■ **Task to carry out**:
In full and without deviation, write out the entries that follow.

━━━━━ Material shown ━━━━━

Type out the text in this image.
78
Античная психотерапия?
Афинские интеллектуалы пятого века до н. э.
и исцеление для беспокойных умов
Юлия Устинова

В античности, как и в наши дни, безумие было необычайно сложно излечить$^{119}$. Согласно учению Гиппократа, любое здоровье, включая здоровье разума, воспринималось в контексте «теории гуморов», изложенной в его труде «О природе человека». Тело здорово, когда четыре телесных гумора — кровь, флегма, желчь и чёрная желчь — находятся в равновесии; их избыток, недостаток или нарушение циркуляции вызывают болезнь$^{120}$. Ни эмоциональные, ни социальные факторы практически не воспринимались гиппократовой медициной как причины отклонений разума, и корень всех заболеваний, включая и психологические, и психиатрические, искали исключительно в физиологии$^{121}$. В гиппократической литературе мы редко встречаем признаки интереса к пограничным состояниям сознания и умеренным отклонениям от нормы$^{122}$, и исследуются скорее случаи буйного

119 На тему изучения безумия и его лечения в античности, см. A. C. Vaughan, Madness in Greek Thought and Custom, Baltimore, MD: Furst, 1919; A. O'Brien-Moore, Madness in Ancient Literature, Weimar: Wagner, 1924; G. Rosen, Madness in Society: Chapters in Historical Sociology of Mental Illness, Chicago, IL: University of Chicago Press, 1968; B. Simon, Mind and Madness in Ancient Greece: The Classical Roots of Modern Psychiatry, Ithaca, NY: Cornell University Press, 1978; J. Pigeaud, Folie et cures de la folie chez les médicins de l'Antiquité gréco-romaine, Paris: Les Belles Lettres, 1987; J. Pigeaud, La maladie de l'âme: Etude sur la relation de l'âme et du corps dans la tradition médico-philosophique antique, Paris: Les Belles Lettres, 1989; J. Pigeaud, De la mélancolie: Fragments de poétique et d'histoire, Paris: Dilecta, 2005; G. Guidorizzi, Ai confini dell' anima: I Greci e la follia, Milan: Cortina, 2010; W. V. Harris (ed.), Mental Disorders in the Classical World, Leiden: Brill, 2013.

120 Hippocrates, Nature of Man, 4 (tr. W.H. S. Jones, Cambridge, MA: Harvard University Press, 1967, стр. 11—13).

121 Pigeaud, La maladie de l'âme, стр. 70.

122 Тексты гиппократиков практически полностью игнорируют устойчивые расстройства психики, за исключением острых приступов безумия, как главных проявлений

━━━━━

■ **Task solution**:
Type out the text in this image.
78
Античная психотерапия?
Афинские интеллектуалы пятого века до н. э.
и исцеление для беспокойных умов
Юлия Устинова

В античности, как и в наши дни, безумие было необычайно сложно излечить$^{119}$. Согласно учению Гиппократа, любое здоровье, включая здоровье разума, воспринималось в контексте «теории гуморов», изложенной в его труде «О природе человека». Тело здорово, когда четыре телесных гумора — кровь, флегма, желчь и чёрная желчь — находятся в равновесии; их избыток, недостаток или нарушение циркуляции вызывают болезнь$^{120}$. Ни эмоциональные, ни социальные факторы практически не воспринимались гиппократовой медициной как причины отклонений разума, и корень всех заболеваний, включая и психологические, и психиатрические, искали исключительно в физиологии$^{121}$. В гиппократической литературе мы редко встречаем признаки интереса к пограничным состояниям сознания и умеренным отклонениям от нормы$^{122}$, и исследуются скорее случаи буйного

119 На тему изучения безумия и его лечения в античности, см. A. C. Vaughan, Madness in Greek Thought and Custom, Baltimore, MD: Furst, 1919; A. O'Brien-Moore, Madness in Ancient Literature, Weimar: Wagner, 1924; G. Rosen, Madness in Society: Chapters in Historical Sociology of Mental Illness, Chicago, IL: University of Chicago Press, 1968; B. Simon, Mind and Madness in Ancient Greece: The Classical Roots of Modern Psychiatry, Ithaca, NY: Cornell University Press, 1978; J. Pigeaud, Folie et cures de la folie chez les médicins de l'Antiquité gréco-romaine, Paris: Les Belles Lettres, 1987; J. Pigeaud, La maladie de l'âme: Etude sur la relation de l'âme et du corps dans la tradition médico-philosophique antique, Paris: Les Belles Lettres, 1989; J. Pigeaud, De la mélancolie: Fragments de poétique et d'histoire, Paris: Dilecta, 2005; G. Guidorizzi, Ai confini dell' anima: I Greci e la follia, Milan: Cortina, 2010; W. V. Harris (ed.), Mental Disorders in the Classical World, Leiden: Brill, 2013.

120 Hippocrates, Nature of Man, 4 (tr. W.H. S. Jones, Cambridge, MA: Harvard University Press, 1967, стр. 11—13).

121 Pigeaud, La maladie de l'âme, стр. 70.

122 Тексты гиппократиков практически полностью игнорируют устойчивые расстройства психики, за исключением острых приступов безумия, как главных проявлений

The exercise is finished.